-- Raw data --
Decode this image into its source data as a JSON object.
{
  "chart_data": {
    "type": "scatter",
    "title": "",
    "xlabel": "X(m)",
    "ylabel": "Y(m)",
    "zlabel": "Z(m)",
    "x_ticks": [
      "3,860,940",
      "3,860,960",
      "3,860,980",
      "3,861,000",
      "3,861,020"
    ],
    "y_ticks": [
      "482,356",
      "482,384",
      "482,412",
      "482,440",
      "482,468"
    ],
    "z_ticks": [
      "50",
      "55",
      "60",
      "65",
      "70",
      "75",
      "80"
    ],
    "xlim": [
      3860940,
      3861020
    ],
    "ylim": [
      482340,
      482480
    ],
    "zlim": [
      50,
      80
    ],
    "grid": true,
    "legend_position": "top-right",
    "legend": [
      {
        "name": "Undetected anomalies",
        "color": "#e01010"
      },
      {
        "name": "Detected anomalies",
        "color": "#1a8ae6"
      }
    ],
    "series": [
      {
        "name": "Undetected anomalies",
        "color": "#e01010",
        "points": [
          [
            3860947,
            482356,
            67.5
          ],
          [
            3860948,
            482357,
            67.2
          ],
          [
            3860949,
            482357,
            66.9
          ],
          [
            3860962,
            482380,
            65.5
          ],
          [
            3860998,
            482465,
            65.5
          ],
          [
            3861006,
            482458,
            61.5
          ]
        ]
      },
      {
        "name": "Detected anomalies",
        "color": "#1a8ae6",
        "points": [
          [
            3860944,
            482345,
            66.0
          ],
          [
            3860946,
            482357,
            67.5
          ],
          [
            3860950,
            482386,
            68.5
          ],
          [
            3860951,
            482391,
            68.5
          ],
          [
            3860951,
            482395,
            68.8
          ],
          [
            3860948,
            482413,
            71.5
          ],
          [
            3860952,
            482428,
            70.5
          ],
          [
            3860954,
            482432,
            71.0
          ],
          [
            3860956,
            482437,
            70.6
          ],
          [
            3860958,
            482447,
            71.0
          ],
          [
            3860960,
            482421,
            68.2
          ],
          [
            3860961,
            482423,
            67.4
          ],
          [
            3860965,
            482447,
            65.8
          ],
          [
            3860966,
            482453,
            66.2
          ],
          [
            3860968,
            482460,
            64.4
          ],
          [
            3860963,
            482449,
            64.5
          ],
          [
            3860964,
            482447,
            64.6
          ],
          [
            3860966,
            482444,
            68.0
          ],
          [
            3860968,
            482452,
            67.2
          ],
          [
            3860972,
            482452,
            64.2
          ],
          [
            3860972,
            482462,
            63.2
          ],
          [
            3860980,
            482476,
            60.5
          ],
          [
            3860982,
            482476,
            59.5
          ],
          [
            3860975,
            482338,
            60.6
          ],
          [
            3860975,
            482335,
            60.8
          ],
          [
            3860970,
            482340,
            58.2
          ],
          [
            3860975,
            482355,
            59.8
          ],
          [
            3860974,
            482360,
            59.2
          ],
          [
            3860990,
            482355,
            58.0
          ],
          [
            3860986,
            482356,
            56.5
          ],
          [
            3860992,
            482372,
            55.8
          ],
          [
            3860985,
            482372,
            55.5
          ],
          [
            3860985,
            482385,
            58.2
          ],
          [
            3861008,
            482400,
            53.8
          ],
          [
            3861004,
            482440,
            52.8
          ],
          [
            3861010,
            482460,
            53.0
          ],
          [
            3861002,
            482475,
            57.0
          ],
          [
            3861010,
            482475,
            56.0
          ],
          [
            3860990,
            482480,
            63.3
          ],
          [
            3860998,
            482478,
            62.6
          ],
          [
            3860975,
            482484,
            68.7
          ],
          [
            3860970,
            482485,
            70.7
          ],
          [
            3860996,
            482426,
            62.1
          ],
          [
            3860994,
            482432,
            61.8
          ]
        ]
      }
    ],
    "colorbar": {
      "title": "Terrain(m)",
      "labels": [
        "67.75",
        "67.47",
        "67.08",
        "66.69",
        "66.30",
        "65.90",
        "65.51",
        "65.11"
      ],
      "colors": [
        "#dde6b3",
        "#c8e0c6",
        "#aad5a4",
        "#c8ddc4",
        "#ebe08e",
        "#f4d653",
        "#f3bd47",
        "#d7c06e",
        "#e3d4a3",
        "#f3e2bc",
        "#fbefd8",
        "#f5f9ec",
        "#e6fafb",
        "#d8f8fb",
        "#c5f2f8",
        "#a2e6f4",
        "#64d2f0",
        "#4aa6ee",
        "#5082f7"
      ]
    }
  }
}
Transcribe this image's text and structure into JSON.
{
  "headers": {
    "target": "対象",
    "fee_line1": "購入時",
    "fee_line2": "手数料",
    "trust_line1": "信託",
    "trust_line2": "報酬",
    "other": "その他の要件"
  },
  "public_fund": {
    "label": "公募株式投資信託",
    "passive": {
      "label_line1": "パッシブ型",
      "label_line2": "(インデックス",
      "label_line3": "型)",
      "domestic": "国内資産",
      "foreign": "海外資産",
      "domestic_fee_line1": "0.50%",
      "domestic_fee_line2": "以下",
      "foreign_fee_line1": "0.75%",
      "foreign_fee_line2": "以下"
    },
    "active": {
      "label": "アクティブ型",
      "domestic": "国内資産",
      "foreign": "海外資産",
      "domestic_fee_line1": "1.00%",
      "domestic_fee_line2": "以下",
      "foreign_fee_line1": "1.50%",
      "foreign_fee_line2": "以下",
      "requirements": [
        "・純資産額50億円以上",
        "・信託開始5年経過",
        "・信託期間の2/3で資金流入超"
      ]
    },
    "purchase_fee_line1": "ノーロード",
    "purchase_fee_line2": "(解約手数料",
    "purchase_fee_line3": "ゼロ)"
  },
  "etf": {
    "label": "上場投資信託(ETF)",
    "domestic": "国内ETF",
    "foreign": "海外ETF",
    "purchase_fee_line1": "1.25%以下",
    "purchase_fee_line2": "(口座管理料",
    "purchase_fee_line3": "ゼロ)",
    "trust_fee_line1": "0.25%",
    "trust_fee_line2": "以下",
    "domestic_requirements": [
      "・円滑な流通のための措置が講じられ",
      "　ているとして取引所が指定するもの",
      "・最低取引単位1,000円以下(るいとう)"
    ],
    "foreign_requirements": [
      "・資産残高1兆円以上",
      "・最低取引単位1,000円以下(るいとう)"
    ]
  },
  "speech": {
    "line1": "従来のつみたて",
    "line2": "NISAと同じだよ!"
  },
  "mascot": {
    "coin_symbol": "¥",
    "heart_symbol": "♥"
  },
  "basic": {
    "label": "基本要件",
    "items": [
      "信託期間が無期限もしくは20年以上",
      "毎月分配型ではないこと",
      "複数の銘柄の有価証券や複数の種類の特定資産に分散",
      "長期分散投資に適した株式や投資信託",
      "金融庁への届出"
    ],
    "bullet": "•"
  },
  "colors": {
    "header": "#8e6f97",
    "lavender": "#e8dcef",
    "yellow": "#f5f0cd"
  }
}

-- What this task involves --
Count each line of the entries that holds the word "into", then state the total and nothing more.

-- Right answer --
2